Written instruction
Write out the listing exactly as it is given.

======== Data records ========

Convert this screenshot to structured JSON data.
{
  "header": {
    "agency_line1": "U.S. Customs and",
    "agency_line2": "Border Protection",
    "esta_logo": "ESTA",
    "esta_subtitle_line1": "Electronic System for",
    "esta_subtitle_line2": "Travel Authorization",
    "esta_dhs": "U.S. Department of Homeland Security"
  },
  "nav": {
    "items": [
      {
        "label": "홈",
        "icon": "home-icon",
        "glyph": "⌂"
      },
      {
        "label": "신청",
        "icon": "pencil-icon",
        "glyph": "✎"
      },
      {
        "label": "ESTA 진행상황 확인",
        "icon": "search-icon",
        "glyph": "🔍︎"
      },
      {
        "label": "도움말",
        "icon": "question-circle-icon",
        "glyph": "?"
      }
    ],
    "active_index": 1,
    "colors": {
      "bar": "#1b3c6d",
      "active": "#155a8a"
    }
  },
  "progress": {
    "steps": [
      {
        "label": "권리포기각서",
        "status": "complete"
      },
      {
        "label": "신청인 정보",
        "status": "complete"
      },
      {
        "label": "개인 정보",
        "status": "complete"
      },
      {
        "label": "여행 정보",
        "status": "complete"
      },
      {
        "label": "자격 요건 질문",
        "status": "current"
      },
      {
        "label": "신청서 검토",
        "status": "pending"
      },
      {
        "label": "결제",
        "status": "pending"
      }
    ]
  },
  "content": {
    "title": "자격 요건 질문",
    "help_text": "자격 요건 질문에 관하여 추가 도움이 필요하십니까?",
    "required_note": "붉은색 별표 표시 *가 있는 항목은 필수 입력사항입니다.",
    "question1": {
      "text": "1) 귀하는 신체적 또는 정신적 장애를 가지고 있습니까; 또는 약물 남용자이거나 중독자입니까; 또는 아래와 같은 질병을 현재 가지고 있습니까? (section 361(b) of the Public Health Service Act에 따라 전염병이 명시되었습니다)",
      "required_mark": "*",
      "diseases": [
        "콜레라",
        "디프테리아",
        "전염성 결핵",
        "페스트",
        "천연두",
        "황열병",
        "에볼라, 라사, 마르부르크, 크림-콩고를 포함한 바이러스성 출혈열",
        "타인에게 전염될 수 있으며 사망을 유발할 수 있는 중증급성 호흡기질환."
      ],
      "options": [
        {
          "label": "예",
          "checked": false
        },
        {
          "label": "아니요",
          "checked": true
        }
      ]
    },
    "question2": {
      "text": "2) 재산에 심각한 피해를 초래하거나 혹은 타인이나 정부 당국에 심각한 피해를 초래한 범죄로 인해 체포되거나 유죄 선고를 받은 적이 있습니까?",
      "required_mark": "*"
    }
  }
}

========

Final result
Convert this screenshot to structured JSON data.
{
  "header": {
    "agency_line1": "U.S. Customs and",
    "agency_line2": "Border Protection",
    "esta_logo": "ESTA",
    "esta_subtitle_line1": "Electronic System for",
    "esta_subtitle_line2": "Travel Authorization",
    "esta_dhs": "U.S. Department of Homeland Security"
  },
  "nav": {
    "items": [
      {
        "label": "홈",
        "icon": "home-icon",
        "glyph": "⌂"
      },
      {
        "label": "신청",
        "icon": "pencil-icon",
        "glyph": "✎"
      },
      {
        "label": "ESTA 진행상황 확인",
        "icon": "search-icon",
        "glyph": "🔍︎"
      },
      {
        "label": "도움말",
        "icon": "question-circle-icon",
        "glyph": "?"
      }
    ],
    "active_index": 1,
    "colors": {
      "bar": "#1b3c6d",
      "active": "#155a8a"
    }
  },
  "progress": {
    "steps": [
      {
        "label": "권리포기각서",
        "status": "complete"
      },
      {
        "label": "신청인 정보",
        "status": "complete"
      },
      {
        "label": "개인 정보",
        "status": "complete"
      },
      {
        "label": "여행 정보",
        "status": "complete"
      },
      {
        "label": "자격 요건 질문",
        "status": "current"
      },
      {
        "label": "신청서 검토",
        "status": "pending"
      },
      {
        "label": "결제",
        "status": "pending"
      }
    ]
  },
  "content": {
    "title": "자격 요건 질문",
    "help_text": "자격 요건 질문에 관하여 추가 도움이 필요하십니까?",
    "required_note": "붉은색 별표 표시 *가 있는 항목은 필수 입력사항입니다.",
    "question1": {
      "text": "1) 귀하는 신체적 또는 정신적 장애를 가지고 있습니까; 또는 약물 남용자이거나 중독자입니까; 또는 아래와 같은 질병을 현재 가지고 있습니까? (section 361(b) of the Public Health Service Act에 따라 전염병이 명시되었습니다)",
      "required_mark": "*",
      "diseases": [
        "콜레라",
        "디프테리아",
        "전염성 결핵",
        "페스트",
        "천연두",
        "황열병",
        "에볼라, 라사, 마르부르크, 크림-콩고를 포함한 바이러스성 출혈열",
        "타인에게 전염될 수 있으며 사망을 유발할 수 있는 중증급성 호흡기질환."
      ],
      "options": [
        {
          "label": "예",
          "checked": false
        },
        {
          "label": "아니요",
          "checked": true
        }
      ]
    },
    "question2": {
      "text": "2) 재산에 심각한 피해를 초래하거나 혹은 타인이나 정부 당국에 심각한 피해를 초래한 범죄로 인해 체포되거나 유죄 선고를 받은 적이 있습니까?",
      "required_mark": "*"
    }
  }
}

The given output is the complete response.